▸ **What is needed**
Search the listing below for the string "amalga" and copy every line where it occurs.

** begin **

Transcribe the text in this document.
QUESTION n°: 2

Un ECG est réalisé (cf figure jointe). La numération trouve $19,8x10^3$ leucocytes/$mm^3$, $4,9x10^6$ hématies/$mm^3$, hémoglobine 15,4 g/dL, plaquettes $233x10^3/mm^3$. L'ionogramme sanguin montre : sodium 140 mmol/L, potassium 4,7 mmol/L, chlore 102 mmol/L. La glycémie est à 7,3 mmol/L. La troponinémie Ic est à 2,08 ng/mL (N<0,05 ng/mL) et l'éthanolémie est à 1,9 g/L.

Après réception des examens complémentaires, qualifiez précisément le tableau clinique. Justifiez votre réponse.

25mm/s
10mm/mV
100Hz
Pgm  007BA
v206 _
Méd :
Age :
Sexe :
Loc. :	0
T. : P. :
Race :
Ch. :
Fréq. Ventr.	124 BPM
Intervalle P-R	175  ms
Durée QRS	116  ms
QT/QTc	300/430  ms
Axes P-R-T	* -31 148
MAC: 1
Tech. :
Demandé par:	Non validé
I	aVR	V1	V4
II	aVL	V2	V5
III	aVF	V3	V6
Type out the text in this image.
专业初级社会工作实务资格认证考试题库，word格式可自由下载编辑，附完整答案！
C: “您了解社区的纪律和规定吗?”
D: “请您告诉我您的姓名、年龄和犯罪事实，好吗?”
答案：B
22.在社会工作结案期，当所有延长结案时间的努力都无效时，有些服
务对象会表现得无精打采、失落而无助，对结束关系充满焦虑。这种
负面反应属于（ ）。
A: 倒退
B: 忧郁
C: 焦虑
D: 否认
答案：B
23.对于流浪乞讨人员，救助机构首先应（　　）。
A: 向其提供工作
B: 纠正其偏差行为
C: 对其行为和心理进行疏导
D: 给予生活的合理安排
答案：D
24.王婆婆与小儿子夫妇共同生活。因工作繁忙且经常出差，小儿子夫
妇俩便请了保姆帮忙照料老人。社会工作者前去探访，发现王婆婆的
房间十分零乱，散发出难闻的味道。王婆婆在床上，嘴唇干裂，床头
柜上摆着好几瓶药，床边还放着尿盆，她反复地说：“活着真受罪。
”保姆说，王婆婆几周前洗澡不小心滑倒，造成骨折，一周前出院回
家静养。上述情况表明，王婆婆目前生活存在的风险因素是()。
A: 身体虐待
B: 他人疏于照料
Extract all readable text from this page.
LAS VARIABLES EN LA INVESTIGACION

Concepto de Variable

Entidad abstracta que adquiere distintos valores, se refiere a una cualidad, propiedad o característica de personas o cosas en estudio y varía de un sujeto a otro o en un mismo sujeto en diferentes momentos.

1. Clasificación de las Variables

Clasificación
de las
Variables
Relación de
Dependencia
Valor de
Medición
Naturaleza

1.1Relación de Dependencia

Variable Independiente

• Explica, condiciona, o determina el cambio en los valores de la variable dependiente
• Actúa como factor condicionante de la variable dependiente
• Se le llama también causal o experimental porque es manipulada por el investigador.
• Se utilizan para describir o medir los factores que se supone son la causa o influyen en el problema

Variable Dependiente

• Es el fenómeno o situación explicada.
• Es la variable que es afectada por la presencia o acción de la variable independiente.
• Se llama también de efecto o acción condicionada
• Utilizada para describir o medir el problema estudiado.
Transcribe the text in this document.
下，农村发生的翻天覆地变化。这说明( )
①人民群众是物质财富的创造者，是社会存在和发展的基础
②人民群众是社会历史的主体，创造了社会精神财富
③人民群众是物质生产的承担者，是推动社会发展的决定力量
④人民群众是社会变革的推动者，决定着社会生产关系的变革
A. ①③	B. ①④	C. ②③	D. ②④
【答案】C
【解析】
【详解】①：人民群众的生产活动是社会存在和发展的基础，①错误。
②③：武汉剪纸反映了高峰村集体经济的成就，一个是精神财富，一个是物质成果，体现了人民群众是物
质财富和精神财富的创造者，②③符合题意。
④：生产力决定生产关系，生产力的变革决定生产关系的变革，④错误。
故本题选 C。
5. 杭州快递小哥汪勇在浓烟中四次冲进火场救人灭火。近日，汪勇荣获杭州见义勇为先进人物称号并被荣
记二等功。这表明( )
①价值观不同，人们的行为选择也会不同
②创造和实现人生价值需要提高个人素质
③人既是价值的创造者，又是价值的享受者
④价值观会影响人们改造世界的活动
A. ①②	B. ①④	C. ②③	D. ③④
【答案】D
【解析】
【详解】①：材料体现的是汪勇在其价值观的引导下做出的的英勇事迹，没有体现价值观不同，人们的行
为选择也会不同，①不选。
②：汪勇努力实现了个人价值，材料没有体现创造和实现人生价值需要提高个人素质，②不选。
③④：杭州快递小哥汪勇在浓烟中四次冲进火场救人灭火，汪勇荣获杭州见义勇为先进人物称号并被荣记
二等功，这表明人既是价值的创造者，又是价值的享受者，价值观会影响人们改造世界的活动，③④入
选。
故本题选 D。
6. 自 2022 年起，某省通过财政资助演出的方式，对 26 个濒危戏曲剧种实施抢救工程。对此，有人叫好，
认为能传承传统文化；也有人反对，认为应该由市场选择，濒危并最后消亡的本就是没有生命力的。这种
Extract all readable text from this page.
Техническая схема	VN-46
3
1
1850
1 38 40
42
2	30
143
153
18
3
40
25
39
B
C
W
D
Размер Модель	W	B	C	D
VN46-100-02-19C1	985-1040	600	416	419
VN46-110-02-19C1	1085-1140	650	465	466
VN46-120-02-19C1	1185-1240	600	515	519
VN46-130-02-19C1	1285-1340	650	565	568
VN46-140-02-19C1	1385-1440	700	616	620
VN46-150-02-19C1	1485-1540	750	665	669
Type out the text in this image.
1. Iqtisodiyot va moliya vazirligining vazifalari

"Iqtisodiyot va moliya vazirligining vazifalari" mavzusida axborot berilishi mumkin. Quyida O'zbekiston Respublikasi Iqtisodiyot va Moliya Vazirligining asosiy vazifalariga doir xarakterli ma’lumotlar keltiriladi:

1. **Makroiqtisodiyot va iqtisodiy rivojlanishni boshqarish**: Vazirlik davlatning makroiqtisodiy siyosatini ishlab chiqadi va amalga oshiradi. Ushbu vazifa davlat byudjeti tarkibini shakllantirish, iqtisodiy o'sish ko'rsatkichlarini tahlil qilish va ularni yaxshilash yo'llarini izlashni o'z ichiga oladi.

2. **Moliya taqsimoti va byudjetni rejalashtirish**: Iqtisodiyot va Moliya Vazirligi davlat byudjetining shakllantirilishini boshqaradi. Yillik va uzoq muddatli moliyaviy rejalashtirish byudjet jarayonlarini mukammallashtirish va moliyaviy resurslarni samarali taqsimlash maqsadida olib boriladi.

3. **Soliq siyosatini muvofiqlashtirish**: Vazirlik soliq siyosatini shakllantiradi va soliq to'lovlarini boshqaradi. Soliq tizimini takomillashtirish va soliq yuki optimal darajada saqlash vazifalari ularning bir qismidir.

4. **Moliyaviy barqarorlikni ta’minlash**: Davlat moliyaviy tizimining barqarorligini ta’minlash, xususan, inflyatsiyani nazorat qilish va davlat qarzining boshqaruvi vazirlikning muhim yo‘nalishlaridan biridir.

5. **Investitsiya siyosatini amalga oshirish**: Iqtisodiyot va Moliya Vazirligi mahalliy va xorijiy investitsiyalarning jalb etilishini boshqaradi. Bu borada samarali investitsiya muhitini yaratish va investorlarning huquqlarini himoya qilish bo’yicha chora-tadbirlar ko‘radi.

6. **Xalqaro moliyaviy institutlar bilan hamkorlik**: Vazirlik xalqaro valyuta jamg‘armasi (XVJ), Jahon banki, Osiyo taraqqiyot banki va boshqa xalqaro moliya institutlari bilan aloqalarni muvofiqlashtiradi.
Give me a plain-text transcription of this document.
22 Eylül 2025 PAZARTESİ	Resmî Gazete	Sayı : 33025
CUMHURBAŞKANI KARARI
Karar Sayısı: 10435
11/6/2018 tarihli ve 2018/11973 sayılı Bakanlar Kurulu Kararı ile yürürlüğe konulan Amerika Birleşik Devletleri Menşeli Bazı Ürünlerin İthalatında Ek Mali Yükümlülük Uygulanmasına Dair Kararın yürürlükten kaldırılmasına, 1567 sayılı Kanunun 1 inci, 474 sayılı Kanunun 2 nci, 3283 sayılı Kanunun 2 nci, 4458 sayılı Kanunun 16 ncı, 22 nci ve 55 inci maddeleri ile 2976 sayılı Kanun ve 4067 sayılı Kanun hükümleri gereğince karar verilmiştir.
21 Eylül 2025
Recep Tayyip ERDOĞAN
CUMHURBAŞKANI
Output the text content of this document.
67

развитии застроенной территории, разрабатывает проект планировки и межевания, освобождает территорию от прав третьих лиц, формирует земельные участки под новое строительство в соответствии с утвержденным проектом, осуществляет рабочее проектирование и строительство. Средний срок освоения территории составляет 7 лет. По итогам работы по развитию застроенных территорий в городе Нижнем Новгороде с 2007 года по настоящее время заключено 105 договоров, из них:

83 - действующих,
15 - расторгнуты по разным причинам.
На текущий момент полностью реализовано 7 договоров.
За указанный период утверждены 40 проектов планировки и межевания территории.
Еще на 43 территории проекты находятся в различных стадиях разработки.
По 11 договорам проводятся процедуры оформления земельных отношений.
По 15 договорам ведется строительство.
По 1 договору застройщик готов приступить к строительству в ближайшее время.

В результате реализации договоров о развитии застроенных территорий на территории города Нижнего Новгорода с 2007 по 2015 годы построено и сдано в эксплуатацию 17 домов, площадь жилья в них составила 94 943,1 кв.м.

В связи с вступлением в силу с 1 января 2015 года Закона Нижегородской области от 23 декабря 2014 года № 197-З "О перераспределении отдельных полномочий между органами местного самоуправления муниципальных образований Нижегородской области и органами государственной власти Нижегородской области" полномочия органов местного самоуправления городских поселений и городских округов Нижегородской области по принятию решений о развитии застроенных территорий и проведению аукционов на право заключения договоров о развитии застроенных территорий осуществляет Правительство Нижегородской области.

** end **

▸ **Result below**
1. **Makroiqtisodiyot va iqtisodiy rivojlanishni boshqarish**: Vazirlik davlatning makroiqtisodiy siyosatini ishlab chiqadi va amalga oshiradi. Ushbu vazifa davlat byudjeti tarkibini shakllantirish, iqtisodiy o'sish ko'rsatkichlarini tahlil qilish va ularni yaxshilash yo'llarini izlashni o'z ichiga oladi.
5. **Investitsiya siyosatini amalga oshirish**: Iqtisodiyot va Moliya Vazirligi mahalliy va xorijiy investitsiyalarning jalb etilishini boshqaradi. Bu borada samarali investitsiya muhitini yaratish va investorlarning huquqlarini himoya qilish bo’yicha chora-tadbirlar ko‘radi.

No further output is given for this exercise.